Text extract>
......

TKPROF使用实例
When the explanation doesn't sound quite right...
http://tkyte.blogspot.com/2007/04/when-explanation-doesn-sound-quite.html
I was asked recently:
Under what conditions, autotrace & explain plan can not give the correct execution plan of a sql?
The question came in email - not via asktom. But I found it of enough general interest to write about it here. As an aside, I rarely, if ever, answer questions emailed to me directly. It just isn't a scalable solution. This is my attempt to make this answer "scale"...
To start with the answer to this - we need to understand that autotrace is just a feature of SQL Plus that automates an explain plan for us - so, autotrace and explain plan are sort of synonymous in this regard. I'll be using Oracle 10g Release 2 in these examples and will be using autotrace or sql_trace=true and
TKPROF - you can get the same results in 9i and later using
EXPLAIN PLAN and
DBMS_XPLAN.DISPLAY to see the results.
Explain Plan is in the here and now...

......

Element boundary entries
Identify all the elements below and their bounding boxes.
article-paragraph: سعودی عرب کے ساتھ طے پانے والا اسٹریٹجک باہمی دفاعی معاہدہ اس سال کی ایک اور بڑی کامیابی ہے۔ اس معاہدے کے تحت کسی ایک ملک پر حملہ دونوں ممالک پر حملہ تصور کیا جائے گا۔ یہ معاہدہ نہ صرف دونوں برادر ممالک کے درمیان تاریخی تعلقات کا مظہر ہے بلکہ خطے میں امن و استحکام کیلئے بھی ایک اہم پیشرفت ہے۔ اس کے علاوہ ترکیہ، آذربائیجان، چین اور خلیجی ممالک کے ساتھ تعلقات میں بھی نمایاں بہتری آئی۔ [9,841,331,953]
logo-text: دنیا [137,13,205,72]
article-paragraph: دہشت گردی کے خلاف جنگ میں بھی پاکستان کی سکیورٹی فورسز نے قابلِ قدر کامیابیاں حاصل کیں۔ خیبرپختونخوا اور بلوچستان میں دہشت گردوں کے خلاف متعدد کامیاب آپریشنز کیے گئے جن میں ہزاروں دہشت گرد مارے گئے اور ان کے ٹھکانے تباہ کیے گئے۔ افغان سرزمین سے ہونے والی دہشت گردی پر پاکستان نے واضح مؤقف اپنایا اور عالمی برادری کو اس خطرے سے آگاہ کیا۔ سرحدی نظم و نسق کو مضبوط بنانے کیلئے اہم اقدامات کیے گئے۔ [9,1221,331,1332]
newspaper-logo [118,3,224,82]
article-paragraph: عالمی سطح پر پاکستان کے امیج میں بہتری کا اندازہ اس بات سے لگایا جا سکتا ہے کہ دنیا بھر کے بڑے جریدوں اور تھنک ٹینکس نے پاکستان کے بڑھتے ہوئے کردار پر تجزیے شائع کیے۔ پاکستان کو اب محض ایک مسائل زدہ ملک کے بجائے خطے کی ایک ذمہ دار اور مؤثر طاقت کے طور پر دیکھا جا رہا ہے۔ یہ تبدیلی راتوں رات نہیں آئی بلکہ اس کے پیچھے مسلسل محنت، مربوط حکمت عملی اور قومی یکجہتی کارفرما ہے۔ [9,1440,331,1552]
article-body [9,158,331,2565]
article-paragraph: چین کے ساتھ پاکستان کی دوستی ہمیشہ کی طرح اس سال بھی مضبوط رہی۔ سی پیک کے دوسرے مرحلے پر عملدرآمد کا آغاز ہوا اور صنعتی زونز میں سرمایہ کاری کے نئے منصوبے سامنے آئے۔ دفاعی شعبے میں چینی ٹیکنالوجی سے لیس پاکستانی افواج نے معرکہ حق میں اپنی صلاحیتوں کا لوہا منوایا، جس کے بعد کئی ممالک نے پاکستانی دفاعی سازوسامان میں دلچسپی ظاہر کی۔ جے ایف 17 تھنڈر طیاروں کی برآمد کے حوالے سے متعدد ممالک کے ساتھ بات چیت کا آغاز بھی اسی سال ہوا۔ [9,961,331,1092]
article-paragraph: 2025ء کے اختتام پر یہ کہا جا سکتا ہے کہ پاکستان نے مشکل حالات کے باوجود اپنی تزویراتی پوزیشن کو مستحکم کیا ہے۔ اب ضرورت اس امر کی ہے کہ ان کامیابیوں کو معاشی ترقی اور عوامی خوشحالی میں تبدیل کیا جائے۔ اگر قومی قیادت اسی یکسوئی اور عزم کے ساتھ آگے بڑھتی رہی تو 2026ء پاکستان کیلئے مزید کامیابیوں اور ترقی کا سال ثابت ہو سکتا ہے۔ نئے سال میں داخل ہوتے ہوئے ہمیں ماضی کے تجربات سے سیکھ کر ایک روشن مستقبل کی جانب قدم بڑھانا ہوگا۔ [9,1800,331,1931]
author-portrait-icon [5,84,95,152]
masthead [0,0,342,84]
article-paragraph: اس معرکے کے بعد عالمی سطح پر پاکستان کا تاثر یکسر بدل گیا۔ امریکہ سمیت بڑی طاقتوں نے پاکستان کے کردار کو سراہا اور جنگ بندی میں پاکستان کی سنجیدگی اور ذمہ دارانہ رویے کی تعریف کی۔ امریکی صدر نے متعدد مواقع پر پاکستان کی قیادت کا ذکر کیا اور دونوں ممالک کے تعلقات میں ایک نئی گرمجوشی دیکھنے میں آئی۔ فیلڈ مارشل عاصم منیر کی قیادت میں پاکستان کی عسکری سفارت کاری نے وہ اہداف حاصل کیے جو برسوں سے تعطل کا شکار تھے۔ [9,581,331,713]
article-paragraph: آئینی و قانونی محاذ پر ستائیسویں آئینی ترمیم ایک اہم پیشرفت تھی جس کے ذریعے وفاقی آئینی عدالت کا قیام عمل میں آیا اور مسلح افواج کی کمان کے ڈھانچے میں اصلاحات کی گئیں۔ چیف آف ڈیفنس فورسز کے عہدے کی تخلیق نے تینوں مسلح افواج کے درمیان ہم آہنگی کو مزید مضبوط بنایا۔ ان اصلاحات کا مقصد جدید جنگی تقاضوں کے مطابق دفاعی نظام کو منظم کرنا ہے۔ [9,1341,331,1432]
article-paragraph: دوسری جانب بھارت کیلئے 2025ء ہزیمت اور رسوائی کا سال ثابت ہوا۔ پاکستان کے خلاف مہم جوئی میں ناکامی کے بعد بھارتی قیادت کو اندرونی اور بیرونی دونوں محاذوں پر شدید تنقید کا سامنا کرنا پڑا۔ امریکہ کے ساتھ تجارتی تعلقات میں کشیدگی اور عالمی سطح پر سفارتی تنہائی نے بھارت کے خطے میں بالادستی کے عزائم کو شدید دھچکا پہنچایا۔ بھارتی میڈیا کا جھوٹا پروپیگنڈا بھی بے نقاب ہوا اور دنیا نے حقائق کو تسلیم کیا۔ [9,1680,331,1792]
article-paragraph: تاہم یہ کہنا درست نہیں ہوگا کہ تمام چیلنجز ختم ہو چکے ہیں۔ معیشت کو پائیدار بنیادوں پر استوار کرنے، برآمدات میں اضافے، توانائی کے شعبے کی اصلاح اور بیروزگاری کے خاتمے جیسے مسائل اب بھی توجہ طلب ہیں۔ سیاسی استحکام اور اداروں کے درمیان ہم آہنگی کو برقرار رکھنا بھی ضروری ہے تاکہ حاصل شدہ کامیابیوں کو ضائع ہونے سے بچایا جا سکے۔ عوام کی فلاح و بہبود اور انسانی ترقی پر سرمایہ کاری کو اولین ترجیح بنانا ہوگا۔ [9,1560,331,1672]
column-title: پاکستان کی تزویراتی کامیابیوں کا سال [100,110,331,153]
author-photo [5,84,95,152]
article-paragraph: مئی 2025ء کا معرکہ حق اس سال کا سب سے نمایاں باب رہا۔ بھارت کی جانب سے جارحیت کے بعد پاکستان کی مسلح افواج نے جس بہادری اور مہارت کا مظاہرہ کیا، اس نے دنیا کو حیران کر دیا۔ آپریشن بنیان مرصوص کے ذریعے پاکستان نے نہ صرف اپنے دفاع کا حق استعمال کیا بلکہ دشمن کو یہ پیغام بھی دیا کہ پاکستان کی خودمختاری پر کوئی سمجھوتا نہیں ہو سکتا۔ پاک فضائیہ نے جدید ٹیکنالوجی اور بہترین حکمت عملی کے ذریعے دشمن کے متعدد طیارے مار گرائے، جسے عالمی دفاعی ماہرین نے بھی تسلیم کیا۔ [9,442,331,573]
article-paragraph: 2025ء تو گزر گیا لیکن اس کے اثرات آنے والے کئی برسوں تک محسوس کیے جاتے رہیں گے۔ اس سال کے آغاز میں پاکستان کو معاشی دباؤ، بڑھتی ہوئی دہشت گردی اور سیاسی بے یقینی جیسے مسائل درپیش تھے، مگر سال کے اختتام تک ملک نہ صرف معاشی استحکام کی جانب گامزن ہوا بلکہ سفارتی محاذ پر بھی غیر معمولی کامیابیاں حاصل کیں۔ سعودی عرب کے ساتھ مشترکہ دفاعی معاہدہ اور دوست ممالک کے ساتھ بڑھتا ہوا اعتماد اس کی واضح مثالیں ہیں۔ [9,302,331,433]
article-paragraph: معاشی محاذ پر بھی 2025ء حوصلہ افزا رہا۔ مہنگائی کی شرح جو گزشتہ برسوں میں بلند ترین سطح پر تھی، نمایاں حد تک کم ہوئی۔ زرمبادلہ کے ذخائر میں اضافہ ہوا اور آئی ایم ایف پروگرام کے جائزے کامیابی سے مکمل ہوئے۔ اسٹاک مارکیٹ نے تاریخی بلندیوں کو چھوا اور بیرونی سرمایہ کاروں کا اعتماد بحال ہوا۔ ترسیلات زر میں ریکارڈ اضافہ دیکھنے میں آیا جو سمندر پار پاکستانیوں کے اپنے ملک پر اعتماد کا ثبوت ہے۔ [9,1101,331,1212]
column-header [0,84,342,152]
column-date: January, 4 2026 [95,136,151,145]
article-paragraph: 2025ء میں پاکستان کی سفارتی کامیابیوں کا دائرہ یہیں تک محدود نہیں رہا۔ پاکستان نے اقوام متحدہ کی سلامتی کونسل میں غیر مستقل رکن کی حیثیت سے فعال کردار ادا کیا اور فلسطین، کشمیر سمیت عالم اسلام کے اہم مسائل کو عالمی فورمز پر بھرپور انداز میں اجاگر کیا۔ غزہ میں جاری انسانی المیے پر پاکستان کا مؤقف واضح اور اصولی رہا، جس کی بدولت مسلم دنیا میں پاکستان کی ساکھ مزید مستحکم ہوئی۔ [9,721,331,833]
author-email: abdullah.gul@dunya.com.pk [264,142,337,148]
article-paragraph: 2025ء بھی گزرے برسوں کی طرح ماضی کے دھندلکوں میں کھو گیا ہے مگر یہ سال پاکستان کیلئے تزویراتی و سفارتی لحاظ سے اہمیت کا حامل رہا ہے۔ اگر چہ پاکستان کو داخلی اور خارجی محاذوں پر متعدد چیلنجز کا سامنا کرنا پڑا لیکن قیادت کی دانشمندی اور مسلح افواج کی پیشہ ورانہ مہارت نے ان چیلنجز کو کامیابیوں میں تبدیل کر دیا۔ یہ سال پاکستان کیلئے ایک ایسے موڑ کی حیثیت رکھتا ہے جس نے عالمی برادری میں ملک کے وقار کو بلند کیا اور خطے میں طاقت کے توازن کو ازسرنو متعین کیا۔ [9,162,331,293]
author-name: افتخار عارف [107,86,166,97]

......

Task to complete> In the text on autotrace and explain plan, which Oracle release is used for the examples?

Answer for this exercise> Oracle 10g Release 2.